▶ _STATED EXERCISE_:
Tally the lines of the listing that contain the word "days", then give the total and nothing else.
☆ ☆ ☆ ☆ ☆
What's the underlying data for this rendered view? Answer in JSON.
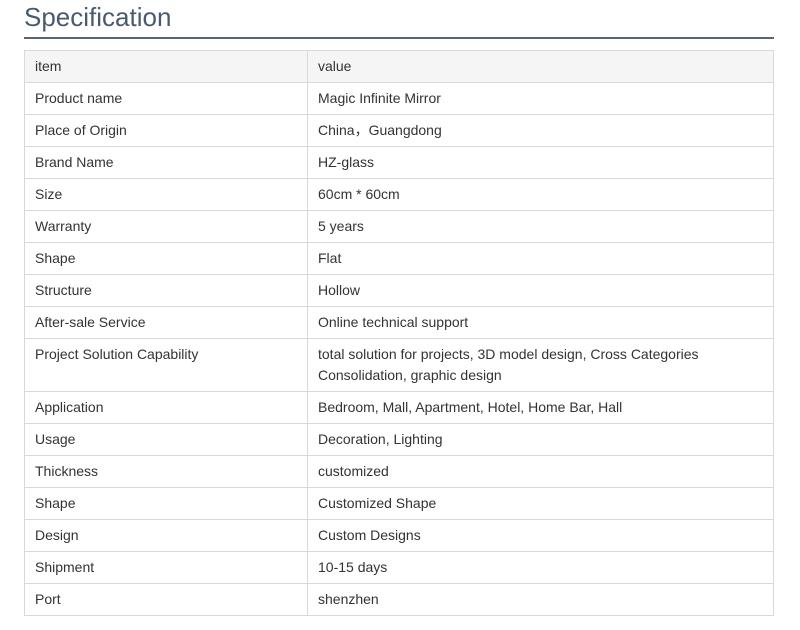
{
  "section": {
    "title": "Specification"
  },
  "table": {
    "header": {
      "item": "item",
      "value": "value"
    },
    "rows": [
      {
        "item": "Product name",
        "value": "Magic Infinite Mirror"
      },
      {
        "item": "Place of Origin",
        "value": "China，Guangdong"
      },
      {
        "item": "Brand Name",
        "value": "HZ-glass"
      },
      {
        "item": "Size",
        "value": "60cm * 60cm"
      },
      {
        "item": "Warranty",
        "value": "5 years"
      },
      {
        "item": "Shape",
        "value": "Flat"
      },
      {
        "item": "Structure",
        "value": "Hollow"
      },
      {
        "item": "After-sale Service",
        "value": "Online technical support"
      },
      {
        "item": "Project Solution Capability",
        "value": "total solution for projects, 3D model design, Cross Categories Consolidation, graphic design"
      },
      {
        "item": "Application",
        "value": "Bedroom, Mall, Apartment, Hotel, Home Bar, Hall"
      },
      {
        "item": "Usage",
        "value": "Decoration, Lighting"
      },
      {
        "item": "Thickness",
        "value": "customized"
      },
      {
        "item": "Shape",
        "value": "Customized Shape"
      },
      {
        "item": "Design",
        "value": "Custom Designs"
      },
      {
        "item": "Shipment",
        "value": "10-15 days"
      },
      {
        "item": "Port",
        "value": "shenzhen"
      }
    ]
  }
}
☆ ☆ ☆ ☆ ☆
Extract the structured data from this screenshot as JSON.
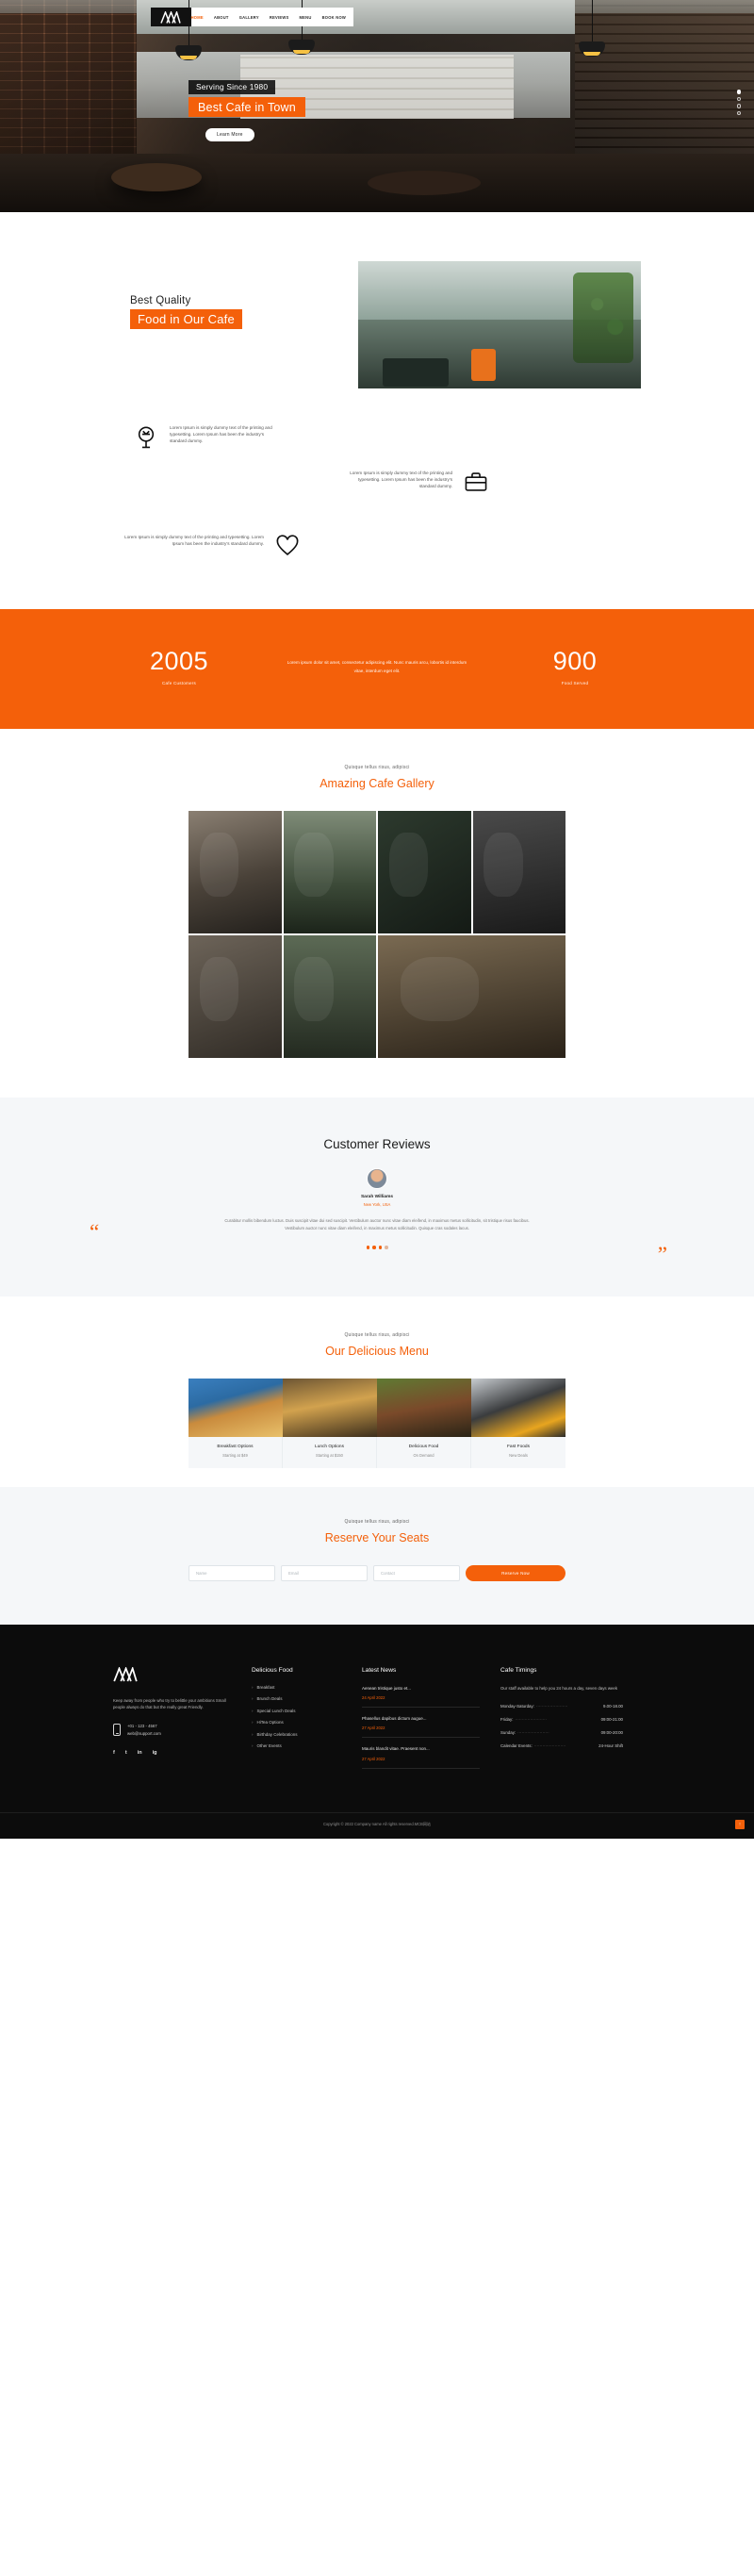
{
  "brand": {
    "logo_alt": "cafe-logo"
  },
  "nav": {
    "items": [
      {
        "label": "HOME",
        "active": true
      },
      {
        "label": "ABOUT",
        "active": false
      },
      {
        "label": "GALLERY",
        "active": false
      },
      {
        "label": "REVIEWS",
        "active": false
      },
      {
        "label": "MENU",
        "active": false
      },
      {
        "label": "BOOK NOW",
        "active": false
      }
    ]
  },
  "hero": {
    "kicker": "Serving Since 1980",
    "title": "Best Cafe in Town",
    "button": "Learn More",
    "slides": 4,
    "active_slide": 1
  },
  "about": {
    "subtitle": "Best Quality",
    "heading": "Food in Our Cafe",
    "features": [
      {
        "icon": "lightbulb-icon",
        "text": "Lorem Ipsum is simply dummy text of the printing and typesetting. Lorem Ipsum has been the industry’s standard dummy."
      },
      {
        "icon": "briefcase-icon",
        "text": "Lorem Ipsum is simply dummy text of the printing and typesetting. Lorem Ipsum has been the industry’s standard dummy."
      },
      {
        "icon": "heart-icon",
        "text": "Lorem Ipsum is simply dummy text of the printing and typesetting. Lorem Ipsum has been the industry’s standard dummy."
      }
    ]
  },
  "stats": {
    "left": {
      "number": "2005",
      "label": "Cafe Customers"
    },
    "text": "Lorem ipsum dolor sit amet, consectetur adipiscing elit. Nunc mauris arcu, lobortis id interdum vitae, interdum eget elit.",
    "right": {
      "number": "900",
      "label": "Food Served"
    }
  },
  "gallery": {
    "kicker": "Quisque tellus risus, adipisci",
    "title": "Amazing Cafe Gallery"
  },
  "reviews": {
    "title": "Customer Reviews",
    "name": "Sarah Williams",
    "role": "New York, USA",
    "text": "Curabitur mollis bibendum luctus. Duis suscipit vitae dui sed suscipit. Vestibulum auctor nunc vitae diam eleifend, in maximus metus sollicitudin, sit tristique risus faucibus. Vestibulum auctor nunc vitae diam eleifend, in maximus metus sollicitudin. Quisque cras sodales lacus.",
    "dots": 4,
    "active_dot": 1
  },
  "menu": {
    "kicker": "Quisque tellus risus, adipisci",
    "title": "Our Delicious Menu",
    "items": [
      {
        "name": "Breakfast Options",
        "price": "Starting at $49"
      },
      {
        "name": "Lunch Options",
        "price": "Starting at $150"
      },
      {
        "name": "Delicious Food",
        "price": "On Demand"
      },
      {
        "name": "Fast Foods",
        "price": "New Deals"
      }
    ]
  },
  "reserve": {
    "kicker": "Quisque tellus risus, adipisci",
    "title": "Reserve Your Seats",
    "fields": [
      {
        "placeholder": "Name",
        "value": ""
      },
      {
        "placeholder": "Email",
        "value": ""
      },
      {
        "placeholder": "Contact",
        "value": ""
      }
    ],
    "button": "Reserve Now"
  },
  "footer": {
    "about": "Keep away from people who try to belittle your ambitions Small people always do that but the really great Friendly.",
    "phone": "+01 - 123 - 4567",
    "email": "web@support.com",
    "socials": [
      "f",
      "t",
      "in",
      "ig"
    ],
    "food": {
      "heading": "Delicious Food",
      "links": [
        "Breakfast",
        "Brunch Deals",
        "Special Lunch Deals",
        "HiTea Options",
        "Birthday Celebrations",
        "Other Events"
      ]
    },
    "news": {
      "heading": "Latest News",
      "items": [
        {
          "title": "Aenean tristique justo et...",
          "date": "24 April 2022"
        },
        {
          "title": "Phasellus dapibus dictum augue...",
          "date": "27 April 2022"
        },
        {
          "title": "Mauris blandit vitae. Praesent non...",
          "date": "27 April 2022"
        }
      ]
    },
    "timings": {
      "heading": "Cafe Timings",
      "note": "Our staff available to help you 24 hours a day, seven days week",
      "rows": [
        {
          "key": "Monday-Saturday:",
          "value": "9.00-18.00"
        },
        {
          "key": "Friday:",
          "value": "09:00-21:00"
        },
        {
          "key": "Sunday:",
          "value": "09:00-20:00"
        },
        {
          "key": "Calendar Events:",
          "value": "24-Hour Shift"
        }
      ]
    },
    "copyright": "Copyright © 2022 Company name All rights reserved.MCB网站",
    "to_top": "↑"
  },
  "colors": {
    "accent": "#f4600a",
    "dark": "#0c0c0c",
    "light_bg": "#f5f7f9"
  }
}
☆ ☆ ☆ ☆ ☆
▶ _TASK RESULT_:
2